OBJECTIVE: Copy all records verbatim.

>> BEGIN

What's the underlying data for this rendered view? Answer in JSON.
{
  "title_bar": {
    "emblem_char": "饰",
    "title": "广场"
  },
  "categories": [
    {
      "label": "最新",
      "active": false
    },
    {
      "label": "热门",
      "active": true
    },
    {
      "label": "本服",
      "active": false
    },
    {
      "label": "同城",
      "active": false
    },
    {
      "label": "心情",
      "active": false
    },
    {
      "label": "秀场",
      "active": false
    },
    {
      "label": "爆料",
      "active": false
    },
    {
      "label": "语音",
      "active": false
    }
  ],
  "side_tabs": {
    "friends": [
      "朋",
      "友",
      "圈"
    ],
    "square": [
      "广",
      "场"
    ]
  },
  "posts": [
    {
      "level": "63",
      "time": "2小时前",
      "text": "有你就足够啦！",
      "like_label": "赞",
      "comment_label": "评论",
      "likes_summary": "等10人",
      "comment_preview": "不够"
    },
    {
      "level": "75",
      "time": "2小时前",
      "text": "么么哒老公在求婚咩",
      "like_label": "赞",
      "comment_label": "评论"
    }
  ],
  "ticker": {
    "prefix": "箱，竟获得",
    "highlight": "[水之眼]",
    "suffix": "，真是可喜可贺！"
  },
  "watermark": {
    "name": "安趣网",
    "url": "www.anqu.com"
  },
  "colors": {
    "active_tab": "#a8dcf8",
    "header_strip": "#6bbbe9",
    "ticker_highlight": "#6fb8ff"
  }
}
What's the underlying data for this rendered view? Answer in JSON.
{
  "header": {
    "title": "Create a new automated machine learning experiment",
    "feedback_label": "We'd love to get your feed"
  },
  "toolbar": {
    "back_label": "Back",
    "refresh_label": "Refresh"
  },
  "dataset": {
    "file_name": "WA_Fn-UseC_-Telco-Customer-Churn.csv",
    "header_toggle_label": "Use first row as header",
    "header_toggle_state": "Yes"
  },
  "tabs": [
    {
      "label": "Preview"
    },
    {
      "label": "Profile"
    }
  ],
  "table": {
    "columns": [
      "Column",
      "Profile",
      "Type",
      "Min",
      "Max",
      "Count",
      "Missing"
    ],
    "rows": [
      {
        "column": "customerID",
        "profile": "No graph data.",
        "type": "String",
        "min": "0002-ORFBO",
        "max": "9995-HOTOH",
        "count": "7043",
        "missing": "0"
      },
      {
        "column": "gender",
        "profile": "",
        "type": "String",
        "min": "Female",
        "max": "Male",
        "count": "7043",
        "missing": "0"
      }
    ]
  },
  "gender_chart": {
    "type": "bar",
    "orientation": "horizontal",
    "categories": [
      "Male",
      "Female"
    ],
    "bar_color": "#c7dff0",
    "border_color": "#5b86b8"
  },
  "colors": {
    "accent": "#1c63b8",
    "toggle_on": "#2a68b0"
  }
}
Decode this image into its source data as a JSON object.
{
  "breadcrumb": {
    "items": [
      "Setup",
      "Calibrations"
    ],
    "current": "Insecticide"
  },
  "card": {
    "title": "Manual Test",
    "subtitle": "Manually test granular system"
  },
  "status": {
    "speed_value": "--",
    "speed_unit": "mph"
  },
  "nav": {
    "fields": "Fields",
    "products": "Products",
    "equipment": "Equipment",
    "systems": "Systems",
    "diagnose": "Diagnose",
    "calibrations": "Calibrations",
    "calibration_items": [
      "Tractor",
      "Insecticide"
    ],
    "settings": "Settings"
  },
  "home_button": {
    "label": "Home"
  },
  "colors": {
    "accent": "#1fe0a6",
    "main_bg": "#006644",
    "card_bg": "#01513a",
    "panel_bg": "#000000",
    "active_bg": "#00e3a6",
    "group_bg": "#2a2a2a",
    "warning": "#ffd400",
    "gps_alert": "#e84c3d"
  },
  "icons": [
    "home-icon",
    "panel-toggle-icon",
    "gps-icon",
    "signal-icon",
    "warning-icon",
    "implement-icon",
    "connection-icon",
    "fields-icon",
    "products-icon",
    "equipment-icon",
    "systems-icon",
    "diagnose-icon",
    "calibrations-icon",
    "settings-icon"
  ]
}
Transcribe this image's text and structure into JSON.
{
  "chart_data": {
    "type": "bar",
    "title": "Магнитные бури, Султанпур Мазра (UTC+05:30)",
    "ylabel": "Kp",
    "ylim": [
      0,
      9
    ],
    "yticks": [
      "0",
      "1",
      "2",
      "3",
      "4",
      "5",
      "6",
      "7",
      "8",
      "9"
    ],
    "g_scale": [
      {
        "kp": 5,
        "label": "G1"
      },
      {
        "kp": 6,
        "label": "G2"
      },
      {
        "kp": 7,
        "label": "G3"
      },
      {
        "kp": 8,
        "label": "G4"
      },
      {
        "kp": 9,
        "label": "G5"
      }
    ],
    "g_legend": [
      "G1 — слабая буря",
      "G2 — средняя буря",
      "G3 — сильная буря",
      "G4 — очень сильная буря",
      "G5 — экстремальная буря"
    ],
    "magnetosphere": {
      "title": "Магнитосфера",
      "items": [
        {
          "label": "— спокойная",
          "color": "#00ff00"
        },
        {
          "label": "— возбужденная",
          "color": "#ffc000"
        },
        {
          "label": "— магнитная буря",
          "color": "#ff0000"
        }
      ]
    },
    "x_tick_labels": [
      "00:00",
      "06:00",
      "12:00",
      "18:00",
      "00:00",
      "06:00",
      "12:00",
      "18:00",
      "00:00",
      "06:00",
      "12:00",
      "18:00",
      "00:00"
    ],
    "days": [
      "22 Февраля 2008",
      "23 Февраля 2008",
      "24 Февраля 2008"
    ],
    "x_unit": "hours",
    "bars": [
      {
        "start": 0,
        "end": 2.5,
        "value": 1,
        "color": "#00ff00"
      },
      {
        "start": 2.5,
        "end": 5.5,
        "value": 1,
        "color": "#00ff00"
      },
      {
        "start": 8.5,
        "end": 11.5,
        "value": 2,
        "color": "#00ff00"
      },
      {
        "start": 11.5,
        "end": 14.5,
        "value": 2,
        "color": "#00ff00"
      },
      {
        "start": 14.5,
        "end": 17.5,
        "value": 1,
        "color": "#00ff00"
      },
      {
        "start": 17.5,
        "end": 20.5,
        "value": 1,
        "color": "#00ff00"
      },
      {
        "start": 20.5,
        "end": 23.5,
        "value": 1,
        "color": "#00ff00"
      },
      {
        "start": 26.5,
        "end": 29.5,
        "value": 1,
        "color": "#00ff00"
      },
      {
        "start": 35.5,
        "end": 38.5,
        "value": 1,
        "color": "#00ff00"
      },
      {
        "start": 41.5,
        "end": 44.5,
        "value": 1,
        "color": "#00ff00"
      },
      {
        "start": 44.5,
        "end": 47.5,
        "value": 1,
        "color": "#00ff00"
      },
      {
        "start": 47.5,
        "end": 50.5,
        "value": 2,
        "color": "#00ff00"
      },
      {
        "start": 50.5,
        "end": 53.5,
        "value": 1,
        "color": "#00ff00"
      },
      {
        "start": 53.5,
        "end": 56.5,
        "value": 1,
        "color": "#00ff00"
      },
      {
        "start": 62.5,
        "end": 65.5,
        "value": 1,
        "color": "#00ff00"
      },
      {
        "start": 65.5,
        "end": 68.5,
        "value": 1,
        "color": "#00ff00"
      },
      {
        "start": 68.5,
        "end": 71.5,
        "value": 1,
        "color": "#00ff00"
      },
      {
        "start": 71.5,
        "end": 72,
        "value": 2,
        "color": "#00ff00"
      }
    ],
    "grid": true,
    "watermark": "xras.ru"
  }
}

>> END

SOLUTION TO THE EXERCISE:
What's the underlying data for this rendered view? Answer in JSON.
{
  "title_bar": {
    "emblem_char": "饰",
    "title": "广场"
  },
  "categories": [
    {
      "label": "最新",
      "active": false
    },
    {
      "label": "热门",
      "active": true
    },
    {
      "label": "本服",
      "active": false
    },
    {
      "label": "同城",
      "active": false
    },
    {
      "label": "心情",
      "active": false
    },
    {
      "label": "秀场",
      "active": false
    },
    {
      "label": "爆料",
      "active": false
    },
    {
      "label": "语音",
      "active": false
    }
  ],
  "side_tabs": {
    "friends": [
      "朋",
      "友",
      "圈"
    ],
    "square": [
      "广",
      "场"
    ]
  },
  "posts": [
    {
      "level": "63",
      "time": "2小时前",
      "text": "有你就足够啦！",
      "like_label": "赞",
      "comment_label": "评论",
      "likes_summary": "等10人",
      "comment_preview": "不够"
    },
    {
      "level": "75",
      "time": "2小时前",
      "text": "么么哒老公在求婚咩",
      "like_label": "赞",
      "comment_label": "评论"
    }
  ],
  "ticker": {
    "prefix": "箱，竟获得",
    "highlight": "[水之眼]",
    "suffix": "，真是可喜可贺！"
  },
  "watermark": {
    "name": "安趣网",
    "url": "www.anqu.com"
  },
  "colors": {
    "active_tab": "#a8dcf8",
    "header_strip": "#6bbbe9",
    "ticker_highlight": "#6fb8ff"
  }
}
What's the underlying data for this rendered view? Answer in JSON.
{
  "header": {
    "title": "Create a new automated machine learning experiment",
    "feedback_label": "We'd love to get your feed"
  },
  "toolbar": {
    "back_label": "Back",
    "refresh_label": "Refresh"
  },
  "dataset": {
    "file_name": "WA_Fn-UseC_-Telco-Customer-Churn.csv",
    "header_toggle_label": "Use first row as header",
    "header_toggle_state": "Yes"
  },
  "tabs": [
    {
      "label": "Preview"
    },
    {
      "label": "Profile"
    }
  ],
  "table": {
    "columns": [
      "Column",
      "Profile",
      "Type",
      "Min",
      "Max",
      "Count",
      "Missing"
    ],
    "rows": [
      {
        "column": "customerID",
        "profile": "No graph data.",
        "type": "String",
        "min": "0002-ORFBO",
        "max": "9995-HOTOH",
        "count": "7043",
        "missing": "0"
      },
      {
        "column": "gender",
        "profile": "",
        "type": "String",
        "min": "Female",
        "max": "Male",
        "count": "7043",
        "missing": "0"
      }
    ]
  },
  "gender_chart": {
    "type": "bar",
    "orientation": "horizontal",
    "categories": [
      "Male",
      "Female"
    ],
    "bar_color": "#c7dff0",
    "border_color": "#5b86b8"
  },
  "colors": {
    "accent": "#1c63b8",
    "toggle_on": "#2a68b0"
  }
}
Decode this image into its source data as a JSON object.
{
  "breadcrumb": {
    "items": [
      "Setup",
      "Calibrations"
    ],
    "current": "Insecticide"
  },
  "card": {
    "title": "Manual Test",
    "subtitle": "Manually test granular system"
  },
  "status": {
    "speed_value": "--",
    "speed_unit": "mph"
  },
  "nav": {
    "fields": "Fields",
    "products": "Products",
    "equipment": "Equipment",
    "systems": "Systems",
    "diagnose": "Diagnose",
    "calibrations": "Calibrations",
    "calibration_items": [
      "Tractor",
      "Insecticide"
    ],
    "settings": "Settings"
  },
  "home_button": {
    "label": "Home"
  },
  "colors": {
    "accent": "#1fe0a6",
    "main_bg": "#006644",
    "card_bg": "#01513a",
    "panel_bg": "#000000",
    "active_bg": "#00e3a6",
    "group_bg": "#2a2a2a",
    "warning": "#ffd400",
    "gps_alert": "#e84c3d"
  },
  "icons": [
    "home-icon",
    "panel-toggle-icon",
    "gps-icon",
    "signal-icon",
    "warning-icon",
    "implement-icon",
    "connection-icon",
    "fields-icon",
    "products-icon",
    "equipment-icon",
    "systems-icon",
    "diagnose-icon",
    "calibrations-icon",
    "settings-icon"
  ]
}
Transcribe this image's text and structure into JSON.
{
  "chart_data": {
    "type": "bar",
    "title": "Магнитные бури, Султанпур Мазра (UTC+05:30)",
    "ylabel": "Kp",
    "ylim": [
      0,
      9
    ],
    "yticks": [
      "0",
      "1",
      "2",
      "3",
      "4",
      "5",
      "6",
      "7",
      "8",
      "9"
    ],
    "g_scale": [
      {
        "kp": 5,
        "label": "G1"
      },
      {
        "kp": 6,
        "label": "G2"
      },
      {
        "kp": 7,
        "label": "G3"
      },
      {
        "kp": 8,
        "label": "G4"
      },
      {
        "kp": 9,
        "label": "G5"
      }
    ],
    "g_legend": [
      "G1 — слабая буря",
      "G2 — средняя буря",
      "G3 — сильная буря",
      "G4 — очень сильная буря",
      "G5 — экстремальная буря"
    ],
    "magnetosphere": {
      "title": "Магнитосфера",
      "items": [
        {
          "label": "— спокойная",
          "color": "#00ff00"
        },
        {
          "label": "— возбужденная",
          "color": "#ffc000"
        },
        {
          "label": "— магнитная буря",
          "color": "#ff0000"
        }
      ]
    },
    "x_tick_labels": [
      "00:00",
      "06:00",
      "12:00",
      "18:00",
      "00:00",
      "06:00",
      "12:00",
      "18:00",
      "00:00",
      "06:00",
      "12:00",
      "18:00",
      "00:00"
    ],
    "days": [
      "22 Февраля 2008",
      "23 Февраля 2008",
      "24 Февраля 2008"
    ],
    "x_unit": "hours",
    "bars": [
      {
        "start": 0,
        "end": 2.5,
        "value": 1,
        "color": "#00ff00"
      },
      {
        "start": 2.5,
        "end": 5.5,
        "value": 1,
        "color": "#00ff00"
      },
      {
        "start": 8.5,
        "end": 11.5,
        "value": 2,
        "color": "#00ff00"
      },
      {
        "start": 11.5,
        "end": 14.5,
        "value": 2,
        "color": "#00ff00"
      },
      {
        "start": 14.5,
        "end": 17.5,
        "value": 1,
        "color": "#00ff00"
      },
      {
        "start": 17.5,
        "end": 20.5,
        "value": 1,
        "color": "#00ff00"
      },
      {
        "start": 20.5,
        "end": 23.5,
        "value": 1,
        "color": "#00ff00"
      },
      {
        "start": 26.5,
        "end": 29.5,
        "value": 1,
        "color": "#00ff00"
      },
      {
        "start": 35.5,
        "end": 38.5,
        "value": 1,
        "color": "#00ff00"
      },
      {
        "start": 41.5,
        "end": 44.5,
        "value": 1,
        "color": "#00ff00"
      },
      {
        "start": 44.5,
        "end": 47.5,
        "value": 1,
        "color": "#00ff00"
      },
      {
        "start": 47.5,
        "end": 50.5,
        "value": 2,
        "color": "#00ff00"
      },
      {
        "start": 50.5,
        "end": 53.5,
        "value": 1,
        "color": "#00ff00"
      },
      {
        "start": 53.5,
        "end": 56.5,
        "value": 1,
        "color": "#00ff00"
      },
      {
        "start": 62.5,
        "end": 65.5,
        "value": 1,
        "color": "#00ff00"
      },
      {
        "start": 65.5,
        "end": 68.5,
        "value": 1,
        "color": "#00ff00"
      },
      {
        "start": 68.5,
        "end": 71.5,
        "value": 1,
        "color": "#00ff00"
      },
      {
        "start": 71.5,
        "end": 72,
        "value": 2,
        "color": "#00ff00"
      }
    ],
    "grid": true,
    "watermark": "xras.ru"
  }
}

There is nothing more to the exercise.